Transcribe the whole listing below without changing a word, but leave out every image.

> **Data excerpts**
Start
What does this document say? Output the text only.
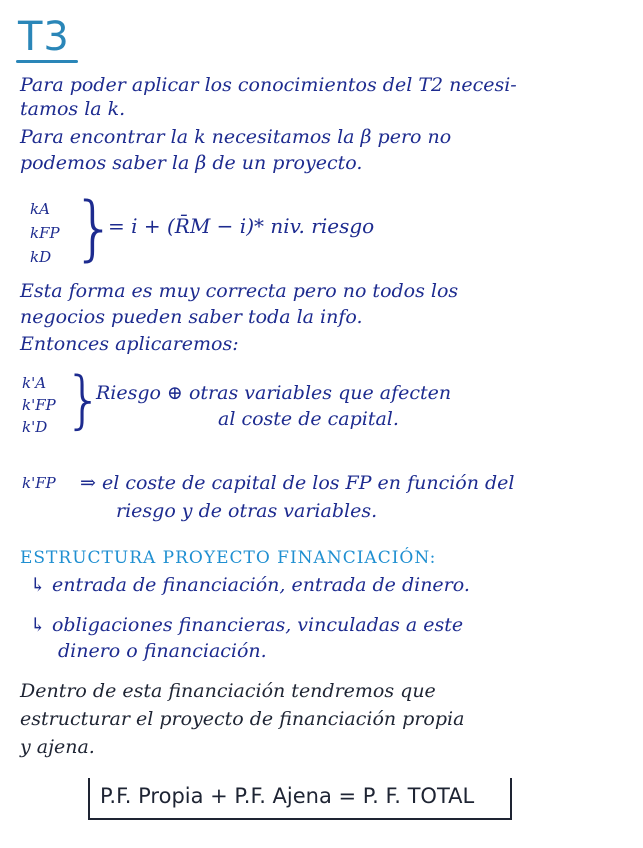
T3
Para poder aplicar los conocimientos del T2 necesi-
tamos la k.
Para encontrar la k necesitamos la β pero no
podemos saber la β de un proyecto.
kA
kFP
kD }
= i + (R̄M − i)* niv. riesgo
Esta forma es muy correcta pero no todos los
negocios pueden saber toda la info.
Entonces aplicaremos:
k'A
k'FP
k'D }
Riesgo ⊕ otras variables que afecten
al coste de capital.
k'FP ⇒ el coste de capital de los FP en función del
riesgo y de otras variables.
ESTRUCTURA PROYECTO FINANCIACIÓN:
↳ entrada de financiación, entrada de dinero.
↳ obligaciones financieras, vinculadas a este
dinero o financiación.
Dentro de esta financiación tendremos que
estructurar el proyecto de financiación propia
y ajena.
P.F. Propia + P.F. Ajena = P. F. TOTAL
End
> **Solution for this exercise**
What does this document say? Output the text only.
T3
Para poder aplicar los conocimientos del T2 necesi-
tamos la k.
Para encontrar la k necesitamos la β pero no
podemos saber la β de un proyecto.
kA
kFP
kD }
= i + (R̄M − i)* niv. riesgo
Esta forma es muy correcta pero no todos los
negocios pueden saber toda la info.
Entonces aplicaremos:
k'A
k'FP
k'D }
Riesgo ⊕ otras variables que afecten
al coste de capital.
k'FP ⇒ el coste de capital de los FP en función del
riesgo y de otras variables.
ESTRUCTURA PROYECTO FINANCIACIÓN:
↳ entrada de financiación, entrada de dinero.
↳ obligaciones financieras, vinculadas a este
dinero o financiación.
Dentro de esta financiación tendremos que
estructurar el proyecto de financiación propia
y ajena.
P.F. Propia + P.F. Ajena = P. F. TOTAL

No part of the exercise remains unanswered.